## BEGIN
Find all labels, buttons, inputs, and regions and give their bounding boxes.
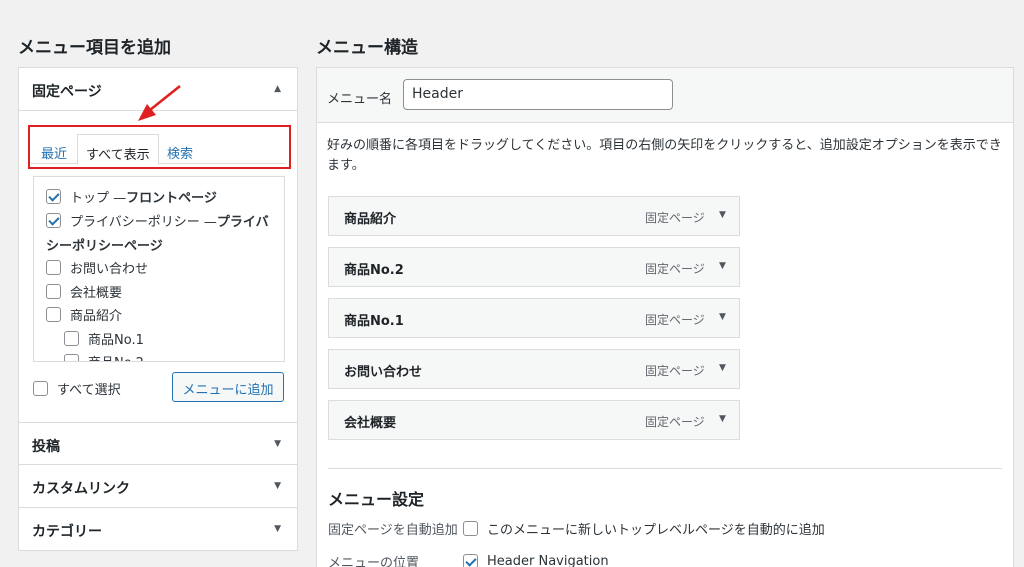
pages-section-header[interactable]: 固定ページ ▲ — [19, 68, 297, 111]
menu-name-bar: メニュー名 Header — [317, 68, 1013, 123]
list-item[interactable]: 商品No.1 — [64, 329, 144, 348]
menu-settings-title: メニュー設定 — [328, 490, 425, 509]
list-item-label: 商品No.2 — [88, 352, 144, 361]
custom-links-section-header[interactable]: カスタムリンク ▼ — [19, 465, 297, 508]
list-item-state: プライバ — [216, 215, 269, 230]
menu-item[interactable]: 会社概要 固定ページ ▼ — [328, 400, 740, 440]
list-item[interactable]: トップ — フロントページ — [46, 187, 217, 206]
menu-item[interactable]: 商品No.2 固定ページ ▼ — [328, 247, 740, 287]
divider — [328, 468, 1002, 469]
menu-item[interactable]: 商品紹介 固定ページ ▼ — [328, 196, 740, 236]
triangle-down-icon[interactable]: ▼ — [719, 210, 726, 220]
menu-item-title: 商品紹介 — [344, 212, 397, 227]
checkbox[interactable] — [46, 260, 61, 275]
list-item-continuation: シーポリシーページ — [46, 235, 163, 254]
select-all[interactable]: すべて選択 — [33, 379, 121, 398]
list-item-label: プライバシーポリシー — — [70, 215, 217, 230]
triangle-down-icon[interactable]: ▼ — [274, 439, 281, 449]
setting-label: メニューの位置 — [328, 556, 420, 567]
section-title: カスタムリンク — [32, 481, 130, 497]
list-item[interactable]: 商品紹介 — [46, 305, 122, 324]
setting-option-label: このメニューに新しいトップレベルページを自動的に追加 — [487, 523, 825, 538]
list-item[interactable]: プライバシーポリシー — プライバ — [46, 211, 269, 230]
checkbox-checked[interactable] — [46, 189, 61, 204]
section-title: 投稿 — [32, 439, 60, 455]
checkbox[interactable] — [64, 354, 79, 361]
triangle-down-icon[interactable]: ▼ — [719, 312, 726, 322]
list-item-label: 商品No.1 — [88, 333, 144, 348]
menu-item-type: 固定ページ — [645, 364, 705, 378]
list-item[interactable]: お問い合わせ — [46, 258, 148, 277]
add-to-menu-button[interactable]: メニューに追加 — [172, 372, 284, 402]
pages-checklist[interactable]: トップ — フロントページ プライバシーポリシー — プライバ シーポリシーペー… — [33, 176, 285, 362]
menu-item-title: 商品No.2 — [344, 263, 404, 278]
checkbox[interactable] — [33, 381, 48, 396]
setting-label: 固定ページを自動追加 — [328, 523, 458, 538]
list-item-state: フロントページ — [126, 191, 217, 206]
checkbox[interactable] — [46, 307, 61, 322]
highlight-box — [28, 125, 291, 169]
list-item-label: 商品紹介 — [70, 309, 123, 324]
menu-item-title: お問い合わせ — [344, 365, 423, 380]
add-menu-items-panel: 固定ページ ▲ 最近 すべて表示 検索 トップ — フロントページ プライバシー… — [18, 67, 298, 551]
categories-section-header[interactable]: カテゴリー ▼ — [19, 508, 297, 551]
list-item[interactable]: 会社概要 — [46, 282, 122, 301]
instructions-text: 好みの順番に各項目をドラッグしてください。項目の右側の矢印をクリックすると、追加… — [327, 138, 1002, 173]
list-item-label: トップ — — [70, 191, 127, 206]
menu-structure-panel: メニュー名 Header 好みの順番に各項目をドラッグしてください。項目の右側の… — [316, 67, 1014, 567]
posts-section-header[interactable]: 投稿 ▼ — [19, 422, 297, 465]
menu-item[interactable]: お問い合わせ 固定ページ ▼ — [328, 349, 740, 389]
menu-item-type: 固定ページ — [645, 262, 705, 276]
list-item-label: 会社概要 — [70, 286, 123, 301]
auto-add-checkbox[interactable] — [463, 521, 478, 536]
select-all-label: すべて選択 — [57, 383, 121, 398]
menu-name-label: メニュー名 — [327, 92, 393, 107]
menu-item-type: 固定ページ — [645, 211, 705, 225]
triangle-down-icon[interactable]: ▼ — [274, 524, 281, 534]
checkbox[interactable] — [46, 284, 61, 299]
checkbox-checked[interactable] — [46, 213, 61, 228]
list-item[interactable]: 商品No.2 — [64, 352, 144, 361]
menu-location-setting: メニューの位置 Header Navigation — [328, 552, 609, 567]
checkbox[interactable] — [64, 331, 79, 346]
triangle-up-icon[interactable]: ▲ — [274, 84, 281, 94]
header-navigation-checkbox[interactable] — [463, 554, 478, 567]
section-title: カテゴリー — [32, 524, 102, 540]
triangle-down-icon[interactable]: ▼ — [719, 414, 726, 424]
auto-add-setting: 固定ページを自動追加 このメニューに新しいトップレベルページを自動的に追加 — [328, 519, 825, 538]
menu-structure-heading: メニュー構造 — [316, 38, 418, 58]
setting-option-label: Header Navigation — [487, 554, 609, 567]
menu-item-title: 商品No.1 — [344, 314, 404, 329]
pages-section-title: 固定ページ — [32, 84, 102, 100]
menu-item-type: 固定ページ — [645, 415, 705, 429]
triangle-down-icon[interactable]: ▼ — [719, 363, 726, 373]
menu-item[interactable]: 商品No.1 固定ページ ▼ — [328, 298, 740, 338]
menu-item-title: 会社概要 — [344, 416, 397, 431]
add-menu-items-heading: メニュー項目を追加 — [18, 38, 171, 58]
triangle-down-icon[interactable]: ▼ — [274, 481, 281, 491]
list-item-label: お問い合わせ — [70, 262, 149, 277]
list-item-state: シーポリシーページ — [46, 239, 163, 254]
triangle-down-icon[interactable]: ▼ — [719, 261, 726, 271]
menu-name-input[interactable]: Header — [403, 79, 673, 110]
menu-item-type: 固定ページ — [645, 313, 705, 327]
## END
> _Set exercise_:
Reproduce the data above word for word, omitting the picture.

> _Written answer_:
Find all labels, buttons, inputs, and regions and give their bounding boxes.
pages-section-header[interactable]: 固定ページ ▲ — [19, 68, 297, 111]
menu-name-bar: メニュー名 Header — [317, 68, 1013, 123]
list-item[interactable]: 商品No.1 — [64, 329, 144, 348]
menu-settings-title: メニュー設定 — [328, 490, 425, 509]
list-item-label: 商品No.2 — [88, 352, 144, 361]
custom-links-section-header[interactable]: カスタムリンク ▼ — [19, 465, 297, 508]
list-item-state: プライバ — [216, 215, 269, 230]
menu-item[interactable]: 会社概要 固定ページ ▼ — [328, 400, 740, 440]
list-item[interactable]: トップ — フロントページ — [46, 187, 217, 206]
menu-item[interactable]: 商品No.2 固定ページ ▼ — [328, 247, 740, 287]
divider — [328, 468, 1002, 469]
menu-item[interactable]: 商品紹介 固定ページ ▼ — [328, 196, 740, 236]
triangle-down-icon[interactable]: ▼ — [719, 210, 726, 220]
menu-item-title: 商品紹介 — [344, 212, 397, 227]
checkbox[interactable] — [46, 260, 61, 275]
list-item-continuation: シーポリシーページ — [46, 235, 163, 254]
select-all[interactable]: すべて選択 — [33, 379, 121, 398]
list-item-label: プライバシーポリシー — — [70, 215, 217, 230]
triangle-down-icon[interactable]: ▼ — [274, 439, 281, 449]
setting-label: メニューの位置 — [328, 556, 420, 567]
section-title: カスタムリンク — [32, 481, 130, 497]
list-item[interactable]: 商品紹介 — [46, 305, 122, 324]
setting-option-label: このメニューに新しいトップレベルページを自動的に追加 — [487, 523, 825, 538]
list-item[interactable]: プライバシーポリシー — プライバ — [46, 211, 269, 230]
checkbox-checked[interactable] — [46, 189, 61, 204]
section-title: 投稿 — [32, 439, 60, 455]
checkbox[interactable] — [64, 354, 79, 361]
triangle-down-icon[interactable]: ▼ — [719, 312, 726, 322]
list-item-label: 商品No.1 — [88, 333, 144, 348]
menu-item-type: 固定ページ — [645, 364, 705, 378]
list-item[interactable]: お問い合わせ — [46, 258, 148, 277]
add-to-menu-button[interactable]: メニューに追加 — [172, 372, 284, 402]
pages-checklist[interactable]: トップ — フロントページ プライバシーポリシー — プライバ シーポリシーペー… — [33, 176, 285, 362]
menu-item-title: 商品No.2 — [344, 263, 404, 278]
checkbox[interactable] — [33, 381, 48, 396]
setting-label: 固定ページを自動追加 — [328, 523, 458, 538]
list-item-state: フロントページ — [126, 191, 217, 206]
checkbox[interactable] — [46, 307, 61, 322]
highlight-box — [28, 125, 291, 169]
list-item-label: 商品紹介 — [70, 309, 123, 324]
menu-item-title: お問い合わせ — [344, 365, 423, 380]
add-menu-items-panel: 固定ページ ▲ 最近 すべて表示 検索 トップ — フロントページ プライバシー… — [18, 67, 298, 551]
categories-section-header[interactable]: カテゴリー ▼ — [19, 508, 297, 551]
list-item[interactable]: 会社概要 — [46, 282, 122, 301]
instructions-text: 好みの順番に各項目をドラッグしてください。項目の右側の矢印をクリックすると、追加… — [327, 138, 1002, 173]
list-item-label: トップ — — [70, 191, 127, 206]
menu-structure-panel: メニュー名 Header 好みの順番に各項目をドラッグしてください。項目の右側の… — [316, 67, 1014, 567]
posts-section-header[interactable]: 投稿 ▼ — [19, 422, 297, 465]
menu-item[interactable]: お問い合わせ 固定ページ ▼ — [328, 349, 740, 389]
menu-item-type: 固定ページ — [645, 262, 705, 276]
list-item-label: 会社概要 — [70, 286, 123, 301]
auto-add-checkbox[interactable] — [463, 521, 478, 536]
select-all-label: すべて選択 — [57, 383, 121, 398]
menu-name-label: メニュー名 — [327, 92, 393, 107]
menu-item-type: 固定ページ — [645, 211, 705, 225]
triangle-down-icon[interactable]: ▼ — [274, 524, 281, 534]
checkbox[interactable] — [46, 284, 61, 299]
checkbox-checked[interactable] — [46, 213, 61, 228]
list-item[interactable]: 商品No.2 — [64, 352, 144, 361]
menu-location-setting: メニューの位置 Header Navigation — [328, 552, 609, 567]
checkbox[interactable] — [64, 331, 79, 346]
triangle-up-icon[interactable]: ▲ — [274, 84, 281, 94]
header-navigation-checkbox[interactable] — [463, 554, 478, 567]
section-title: カテゴリー — [32, 524, 102, 540]
triangle-down-icon[interactable]: ▼ — [719, 414, 726, 424]
auto-add-setting: 固定ページを自動追加 このメニューに新しいトップレベルページを自動的に追加 — [328, 519, 825, 538]
menu-structure-heading: メニュー構造 — [316, 38, 418, 58]
setting-option-label: Header Navigation — [487, 554, 609, 567]
menu-item-title: 商品No.1 — [344, 314, 404, 329]
pages-section-title: 固定ページ — [32, 84, 102, 100]
menu-item-type: 固定ページ — [645, 415, 705, 429]
triangle-down-icon[interactable]: ▼ — [719, 363, 726, 373]
menu-item[interactable]: 商品No.1 固定ページ ▼ — [328, 298, 740, 338]
menu-item-title: 会社概要 — [344, 416, 397, 431]
add-menu-items-heading: メニュー項目を追加 — [18, 38, 171, 58]
triangle-down-icon[interactable]: ▼ — [274, 481, 281, 491]
list-item-label: お問い合わせ — [70, 262, 149, 277]
list-item-state: シーポリシーページ — [46, 239, 163, 254]
triangle-down-icon[interactable]: ▼ — [719, 261, 726, 271]
menu-name-input[interactable]: Header — [403, 79, 673, 110]
menu-item-type: 固定ページ — [645, 313, 705, 327]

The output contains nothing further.